Exercise requirements:
Take the material below and retype it in full; pictures are left out.
* * * * *
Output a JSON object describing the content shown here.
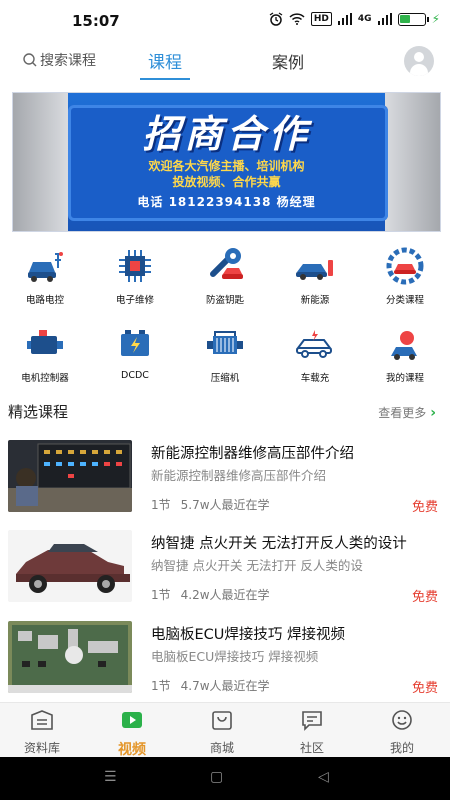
{
  "status_bar": {
    "time": "15:07",
    "hd": "HD",
    "signal_label": "4G"
  },
  "header": {
    "search_label": "搜索课程",
    "tabs": [
      {
        "label": "课程",
        "active": true
      },
      {
        "label": "案例",
        "active": false
      }
    ]
  },
  "banner": {
    "title": "招商合作",
    "line1": "欢迎各大汽修主播、培训机构",
    "line2": "投放视频、合作共赢",
    "phone": "电话 18122394138 杨经理"
  },
  "categories": [
    {
      "label": "电路电控",
      "icon": "car-circuit-icon"
    },
    {
      "label": "电子维修",
      "icon": "chip-icon"
    },
    {
      "label": "防盗钥匙",
      "icon": "car-key-icon"
    },
    {
      "label": "新能源",
      "icon": "ev-car-icon"
    },
    {
      "label": "分类课程",
      "icon": "gear-car-icon"
    },
    {
      "label": "电机控制器",
      "icon": "motor-icon"
    },
    {
      "label": "DCDC",
      "icon": "battery-icon"
    },
    {
      "label": "压缩机",
      "icon": "engine-icon"
    },
    {
      "label": "车载充",
      "icon": "charging-car-icon"
    },
    {
      "label": "我的课程",
      "icon": "my-course-icon"
    }
  ],
  "section": {
    "title": "精选课程",
    "more": "查看更多"
  },
  "courses": [
    {
      "title": "新能源控制器维修高压部件介绍",
      "subtitle": "新能源控制器维修高压部件介绍",
      "lessons": "1节",
      "learners": "5.7w人最近在学",
      "price": "免费"
    },
    {
      "title": "纳智捷 点火开关 无法打开反人类的设计",
      "subtitle": "纳智捷 点火开关 无法打开 反人类的设",
      "lessons": "1节",
      "learners": "4.2w人最近在学",
      "price": "免费"
    },
    {
      "title": "电脑板ECU焊接技巧  焊接视频",
      "subtitle": "电脑板ECU焊接技巧  焊接视频",
      "lessons": "1节",
      "learners": "4.7w人最近在学",
      "price": "免费"
    }
  ],
  "bottom_nav": [
    {
      "label": "资料库",
      "icon": "library-icon",
      "active": false
    },
    {
      "label": "视频",
      "icon": "video-icon",
      "active": true
    },
    {
      "label": "商城",
      "icon": "shop-icon",
      "active": false
    },
    {
      "label": "社区",
      "icon": "community-icon",
      "active": false
    },
    {
      "label": "我的",
      "icon": "profile-icon",
      "active": false
    }
  ],
  "colors": {
    "accent_blue": "#2f8fd8",
    "active_orange": "#e4962a",
    "price_red": "#e53e30",
    "more_green": "#2bb14a"
  }
}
* * * * *
Response to this exercise:
Output a JSON object describing the content shown here.
{
  "status_bar": {
    "time": "15:07",
    "hd": "HD",
    "signal_label": "4G"
  },
  "header": {
    "search_label": "搜索课程",
    "tabs": [
      {
        "label": "课程",
        "active": true
      },
      {
        "label": "案例",
        "active": false
      }
    ]
  },
  "banner": {
    "title": "招商合作",
    "line1": "欢迎各大汽修主播、培训机构",
    "line2": "投放视频、合作共赢",
    "phone": "电话 18122394138 杨经理"
  },
  "categories": [
    {
      "label": "电路电控",
      "icon": "car-circuit-icon"
    },
    {
      "label": "电子维修",
      "icon": "chip-icon"
    },
    {
      "label": "防盗钥匙",
      "icon": "car-key-icon"
    },
    {
      "label": "新能源",
      "icon": "ev-car-icon"
    },
    {
      "label": "分类课程",
      "icon": "gear-car-icon"
    },
    {
      "label": "电机控制器",
      "icon": "motor-icon"
    },
    {
      "label": "DCDC",
      "icon": "battery-icon"
    },
    {
      "label": "压缩机",
      "icon": "engine-icon"
    },
    {
      "label": "车载充",
      "icon": "charging-car-icon"
    },
    {
      "label": "我的课程",
      "icon": "my-course-icon"
    }
  ],
  "section": {
    "title": "精选课程",
    "more": "查看更多"
  },
  "courses": [
    {
      "title": "新能源控制器维修高压部件介绍",
      "subtitle": "新能源控制器维修高压部件介绍",
      "lessons": "1节",
      "learners": "5.7w人最近在学",
      "price": "免费"
    },
    {
      "title": "纳智捷 点火开关 无法打开反人类的设计",
      "subtitle": "纳智捷 点火开关 无法打开 反人类的设",
      "lessons": "1节",
      "learners": "4.2w人最近在学",
      "price": "免费"
    },
    {
      "title": "电脑板ECU焊接技巧  焊接视频",
      "subtitle": "电脑板ECU焊接技巧  焊接视频",
      "lessons": "1节",
      "learners": "4.7w人最近在学",
      "price": "免费"
    }
  ],
  "bottom_nav": [
    {
      "label": "资料库",
      "icon": "library-icon",
      "active": false
    },
    {
      "label": "视频",
      "icon": "video-icon",
      "active": true
    },
    {
      "label": "商城",
      "icon": "shop-icon",
      "active": false
    },
    {
      "label": "社区",
      "icon": "community-icon",
      "active": false
    },
    {
      "label": "我的",
      "icon": "profile-icon",
      "active": false
    }
  ],
  "colors": {
    "accent_blue": "#2f8fd8",
    "active_orange": "#e4962a",
    "price_red": "#e53e30",
    "more_green": "#2bb14a"
  }
}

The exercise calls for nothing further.